- **Task statement**: Write out the entries verbatim and leave the images out of the copy.

Figure record extracts:
━━━━━━━━━━

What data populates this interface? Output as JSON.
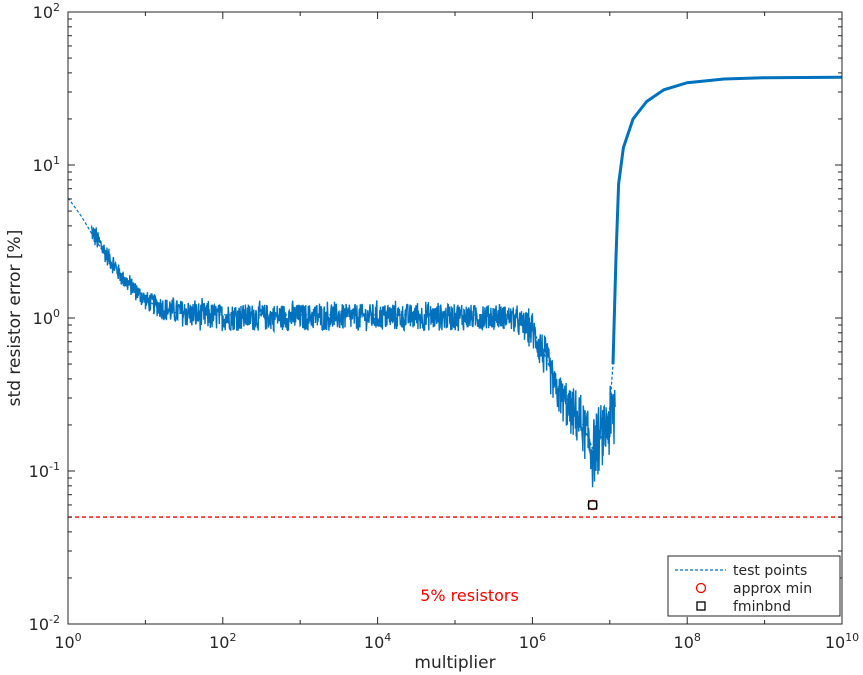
{
  "chart_data": {
    "type": "line",
    "xlabel": "multiplier",
    "ylabel": "std resistor error [%]",
    "xscale": "log",
    "yscale": "log",
    "xlim": [
      1,
      10000000000
    ],
    "ylim": [
      0.01,
      100
    ],
    "grid": false,
    "x_ticks": [
      {
        "value": 1,
        "base": "10",
        "exp": "0"
      },
      {
        "value": 100,
        "base": "10",
        "exp": "2"
      },
      {
        "value": 10000,
        "base": "10",
        "exp": "4"
      },
      {
        "value": 1000000,
        "base": "10",
        "exp": "6"
      },
      {
        "value": 100000000,
        "base": "10",
        "exp": "8"
      },
      {
        "value": 10000000000,
        "base": "10",
        "exp": "10"
      }
    ],
    "y_ticks": [
      {
        "value": 0.01,
        "base": "10",
        "exp": "-2"
      },
      {
        "value": 0.1,
        "base": "10",
        "exp": "-1"
      },
      {
        "value": 1,
        "base": "10",
        "exp": "0"
      },
      {
        "value": 10,
        "base": "10",
        "exp": "1"
      },
      {
        "value": 100,
        "base": "10",
        "exp": "2"
      }
    ],
    "annotation": {
      "text": "5% resistors",
      "x": 30000,
      "y": 0.0155,
      "color": "#ff0000"
    },
    "reference_line": {
      "y": 0.05,
      "color": "#ff0000",
      "style": "dashed"
    },
    "series": [
      {
        "name": "test points",
        "color": "#0072bd",
        "style": "dashed-with-point-markers",
        "x": [
          1,
          1.5,
          2,
          3,
          5,
          8,
          12,
          20,
          40,
          100,
          1000,
          10000,
          100000,
          500000,
          1000000,
          1500000,
          2000000,
          3000000,
          4500000,
          6000000,
          8000000,
          10000000,
          11000000,
          12000000,
          13000000,
          15000000,
          20000000,
          30000000,
          50000000,
          100000000,
          300000000,
          1000000000,
          10000000000
        ],
        "y": [
          6.1,
          4.6,
          3.6,
          2.6,
          1.9,
          1.5,
          1.25,
          1.1,
          1.05,
          1.05,
          1.05,
          1.05,
          1.05,
          1.05,
          0.85,
          0.55,
          0.38,
          0.28,
          0.2,
          0.14,
          0.17,
          0.26,
          0.5,
          2.4,
          7.5,
          13,
          20,
          26,
          31,
          34.5,
          36.5,
          37.2,
          37.5
        ],
        "band_x": [
          2,
          5,
          10,
          20,
          50,
          100,
          1000,
          10000,
          100000,
          500000,
          1000000,
          1500000,
          2000000,
          3000000,
          4500000,
          6000000,
          8000000,
          10000000,
          11000000,
          11700000
        ],
        "band_lo": [
          2.9,
          1.5,
          1.05,
          0.85,
          0.75,
          0.75,
          0.75,
          0.75,
          0.75,
          0.78,
          0.55,
          0.33,
          0.22,
          0.15,
          0.11,
          0.06,
          0.09,
          0.09,
          0.08,
          0.08
        ],
        "band_hi": [
          4.6,
          2.2,
          1.6,
          1.45,
          1.4,
          1.35,
          1.35,
          1.35,
          1.35,
          1.3,
          1.2,
          0.85,
          0.5,
          0.4,
          0.33,
          0.28,
          0.3,
          0.45,
          0.55,
          0.6
        ]
      },
      {
        "name": "approx min",
        "color": "#ff0000",
        "marker": "circle",
        "x": [
          6000000
        ],
        "y": [
          0.06
        ]
      },
      {
        "name": "fminbnd",
        "color": "#000000",
        "marker": "square",
        "x": [
          6000000
        ],
        "y": [
          0.06
        ]
      }
    ],
    "legend": {
      "position": "bottom-right",
      "entries": [
        {
          "label": "test points",
          "color": "#0072bd",
          "symbol": "dashed-line"
        },
        {
          "label": "approx min",
          "color": "#ff0000",
          "symbol": "circle"
        },
        {
          "label": "fminbnd",
          "color": "#000000",
          "symbol": "square"
        }
      ]
    }
  }
}
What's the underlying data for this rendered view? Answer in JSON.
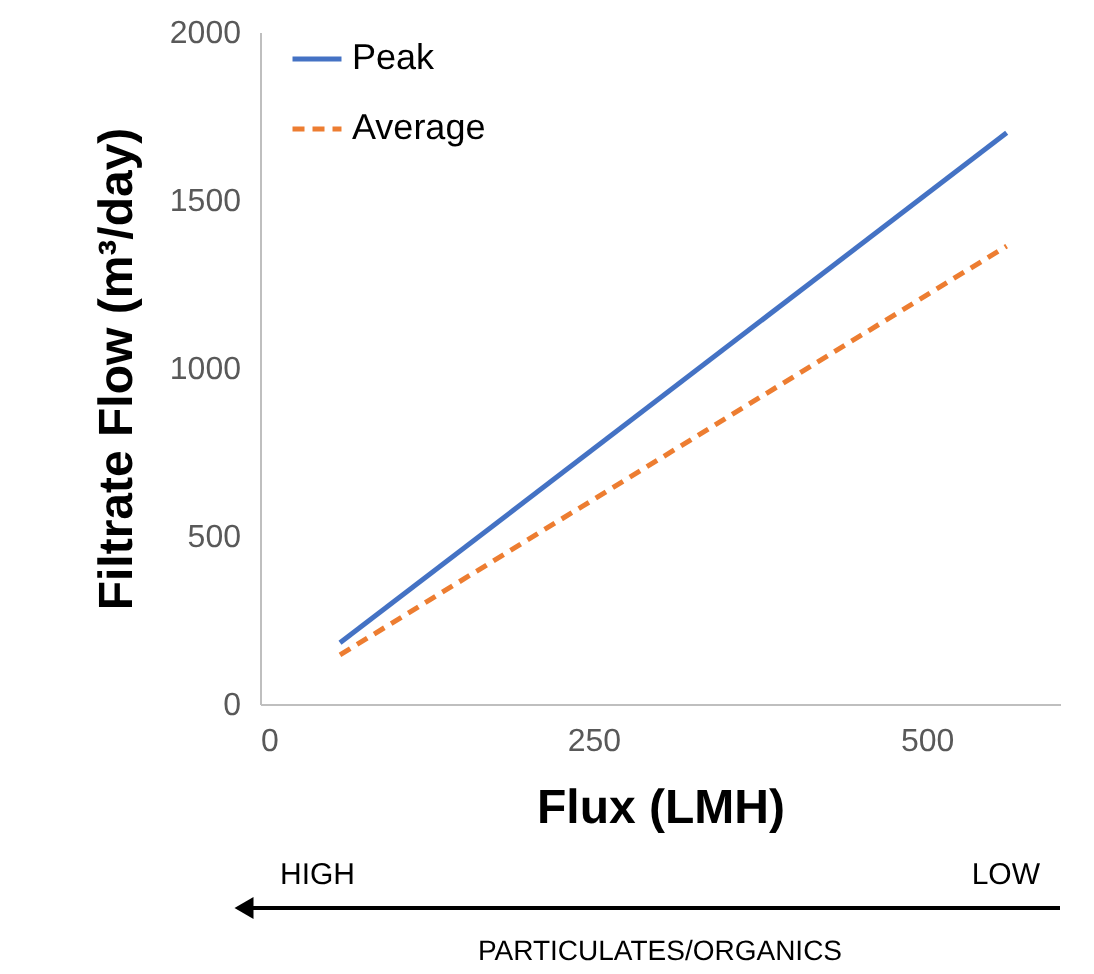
{
  "chart_data": {
    "type": "line",
    "xlabel": "Flux (LMH)",
    "ylabel": "Filtrate Flow (m³/day)",
    "xlim": [
      0,
      600
    ],
    "xticks": [
      0,
      250,
      500
    ],
    "ylim": [
      0,
      2000
    ],
    "yticks": [
      0,
      500,
      1000,
      1500,
      2000
    ],
    "grid": false,
    "legend": "top left",
    "x": [
      60,
      560
    ],
    "series": [
      {
        "name": "Peak",
        "color": "#4472c4",
        "line_style": "solid",
        "values": [
          182,
          1700
        ]
      },
      {
        "name": "Average",
        "color": "#ed7d31",
        "line_style": "dashed",
        "values": [
          146,
          1363
        ]
      }
    ],
    "annotations": [
      "HIGH",
      "LOW",
      "PARTICULATES/ORGANICS"
    ]
  }
}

━━━━━━━━━━

- **Task result**:
What data populates this interface? Output as JSON.
{
  "chart_data": {
    "type": "line",
    "xlabel": "multiplier",
    "ylabel": "std resistor error [%]",
    "xscale": "log",
    "yscale": "log",
    "xlim": [
      1,
      10000000000
    ],
    "ylim": [
      0.01,
      100
    ],
    "grid": false,
    "x_ticks": [
      {
        "value": 1,
        "base": "10",
        "exp": "0"
      },
      {
        "value": 100,
        "base": "10",
        "exp": "2"
      },
      {
        "value": 10000,
        "base": "10",
        "exp": "4"
      },
      {
        "value": 1000000,
        "base": "10",
        "exp": "6"
      },
      {
        "value": 100000000,
        "base": "10",
        "exp": "8"
      },
      {
        "value": 10000000000,
        "base": "10",
        "exp": "10"
      }
    ],
    "y_ticks": [
      {
        "value": 0.01,
        "base": "10",
        "exp": "-2"
      },
      {
        "value": 0.1,
        "base": "10",
        "exp": "-1"
      },
      {
        "value": 1,
        "base": "10",
        "exp": "0"
      },
      {
        "value": 10,
        "base": "10",
        "exp": "1"
      },
      {
        "value": 100,
        "base": "10",
        "exp": "2"
      }
    ],
    "annotation": {
      "text": "5% resistors",
      "x": 30000,
      "y": 0.0155,
      "color": "#ff0000"
    },
    "reference_line": {
      "y": 0.05,
      "color": "#ff0000",
      "style": "dashed"
    },
    "series": [
      {
        "name": "test points",
        "color": "#0072bd",
        "style": "dashed-with-point-markers",
        "x": [
          1,
          1.5,
          2,
          3,
          5,
          8,
          12,
          20,
          40,
          100,
          1000,
          10000,
          100000,
          500000,
          1000000,
          1500000,
          2000000,
          3000000,
          4500000,
          6000000,
          8000000,
          10000000,
          11000000,
          12000000,
          13000000,
          15000000,
          20000000,
          30000000,
          50000000,
          100000000,
          300000000,
          1000000000,
          10000000000
        ],
        "y": [
          6.1,
          4.6,
          3.6,
          2.6,
          1.9,
          1.5,
          1.25,
          1.1,
          1.05,
          1.05,
          1.05,
          1.05,
          1.05,
          1.05,
          0.85,
          0.55,
          0.38,
          0.28,
          0.2,
          0.14,
          0.17,
          0.26,
          0.5,
          2.4,
          7.5,
          13,
          20,
          26,
          31,
          34.5,
          36.5,
          37.2,
          37.5
        ],
        "band_x": [
          2,
          5,
          10,
          20,
          50,
          100,
          1000,
          10000,
          100000,
          500000,
          1000000,
          1500000,
          2000000,
          3000000,
          4500000,
          6000000,
          8000000,
          10000000,
          11000000,
          11700000
        ],
        "band_lo": [
          2.9,
          1.5,
          1.05,
          0.85,
          0.75,
          0.75,
          0.75,
          0.75,
          0.75,
          0.78,
          0.55,
          0.33,
          0.22,
          0.15,
          0.11,
          0.06,
          0.09,
          0.09,
          0.08,
          0.08
        ],
        "band_hi": [
          4.6,
          2.2,
          1.6,
          1.45,
          1.4,
          1.35,
          1.35,
          1.35,
          1.35,
          1.3,
          1.2,
          0.85,
          0.5,
          0.4,
          0.33,
          0.28,
          0.3,
          0.45,
          0.55,
          0.6
        ]
      },
      {
        "name": "approx min",
        "color": "#ff0000",
        "marker": "circle",
        "x": [
          6000000
        ],
        "y": [
          0.06
        ]
      },
      {
        "name": "fminbnd",
        "color": "#000000",
        "marker": "square",
        "x": [
          6000000
        ],
        "y": [
          0.06
        ]
      }
    ],
    "legend": {
      "position": "bottom-right",
      "entries": [
        {
          "label": "test points",
          "color": "#0072bd",
          "symbol": "dashed-line"
        },
        {
          "label": "approx min",
          "color": "#ff0000",
          "symbol": "circle"
        },
        {
          "label": "fminbnd",
          "color": "#000000",
          "symbol": "square"
        }
      ]
    }
  }
}
What's the underlying data for this rendered view? Answer in JSON.
{
  "chart_data": {
    "type": "line",
    "xlabel": "Flux (LMH)",
    "ylabel": "Filtrate Flow (m³/day)",
    "xlim": [
      0,
      600
    ],
    "xticks": [
      0,
      250,
      500
    ],
    "ylim": [
      0,
      2000
    ],
    "yticks": [
      0,
      500,
      1000,
      1500,
      2000
    ],
    "grid": false,
    "legend": "top left",
    "x": [
      60,
      560
    ],
    "series": [
      {
        "name": "Peak",
        "color": "#4472c4",
        "line_style": "solid",
        "values": [
          182,
          1700
        ]
      },
      {
        "name": "Average",
        "color": "#ed7d31",
        "line_style": "dashed",
        "values": [
          146,
          1363
        ]
      }
    ],
    "annotations": [
      "HIGH",
      "LOW",
      "PARTICULATES/ORGANICS"
    ]
  }
}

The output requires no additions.